### INPUT DATA
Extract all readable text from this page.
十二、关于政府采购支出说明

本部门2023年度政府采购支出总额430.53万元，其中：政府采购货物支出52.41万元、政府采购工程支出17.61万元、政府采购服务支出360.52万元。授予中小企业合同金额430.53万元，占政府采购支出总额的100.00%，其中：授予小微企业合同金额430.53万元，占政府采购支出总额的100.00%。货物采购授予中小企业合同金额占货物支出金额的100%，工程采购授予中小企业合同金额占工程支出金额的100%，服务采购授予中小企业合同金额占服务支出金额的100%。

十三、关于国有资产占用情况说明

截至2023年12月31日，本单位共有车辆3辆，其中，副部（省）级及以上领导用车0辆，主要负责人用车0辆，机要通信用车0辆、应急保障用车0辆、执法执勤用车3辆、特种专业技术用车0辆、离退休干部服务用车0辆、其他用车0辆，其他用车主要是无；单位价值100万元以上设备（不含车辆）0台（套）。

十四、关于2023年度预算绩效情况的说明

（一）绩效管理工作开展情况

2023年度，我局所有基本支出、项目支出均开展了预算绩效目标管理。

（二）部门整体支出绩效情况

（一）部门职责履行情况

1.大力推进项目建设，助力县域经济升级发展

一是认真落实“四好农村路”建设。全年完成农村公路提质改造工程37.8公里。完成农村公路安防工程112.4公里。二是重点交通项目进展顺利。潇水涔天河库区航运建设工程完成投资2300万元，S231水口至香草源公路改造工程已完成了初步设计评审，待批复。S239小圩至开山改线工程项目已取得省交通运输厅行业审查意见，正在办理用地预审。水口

### TASK DIRECTIONS
From the records above, extract everything verbatim.

### FINAL ANSWER
Extract all readable text from this page.
十二、关于政府采购支出说明

本部门2023年度政府采购支出总额430.53万元，其中：政府采购货物支出52.41万元、政府采购工程支出17.61万元、政府采购服务支出360.52万元。授予中小企业合同金额430.53万元，占政府采购支出总额的100.00%，其中：授予小微企业合同金额430.53万元，占政府采购支出总额的100.00%。货物采购授予中小企业合同金额占货物支出金额的100%，工程采购授予中小企业合同金额占工程支出金额的100%，服务采购授予中小企业合同金额占服务支出金额的100%。

十三、关于国有资产占用情况说明

截至2023年12月31日，本单位共有车辆3辆，其中，副部（省）级及以上领导用车0辆，主要负责人用车0辆，机要通信用车0辆、应急保障用车0辆、执法执勤用车3辆、特种专业技术用车0辆、离退休干部服务用车0辆、其他用车0辆，其他用车主要是无；单位价值100万元以上设备（不含车辆）0台（套）。

十四、关于2023年度预算绩效情况的说明

（一）绩效管理工作开展情况

2023年度，我局所有基本支出、项目支出均开展了预算绩效目标管理。

（二）部门整体支出绩效情况

（一）部门职责履行情况

1.大力推进项目建设，助力县域经济升级发展

一是认真落实“四好农村路”建设。全年完成农村公路提质改造工程37.8公里。完成农村公路安防工程112.4公里。二是重点交通项目进展顺利。潇水涔天河库区航运建设工程完成投资2300万元，S231水口至香草源公路改造工程已完成了初步设计评审，待批复。S239小圩至开山改线工程项目已取得省交通运输厅行业审查意见，正在办理用地预审。水口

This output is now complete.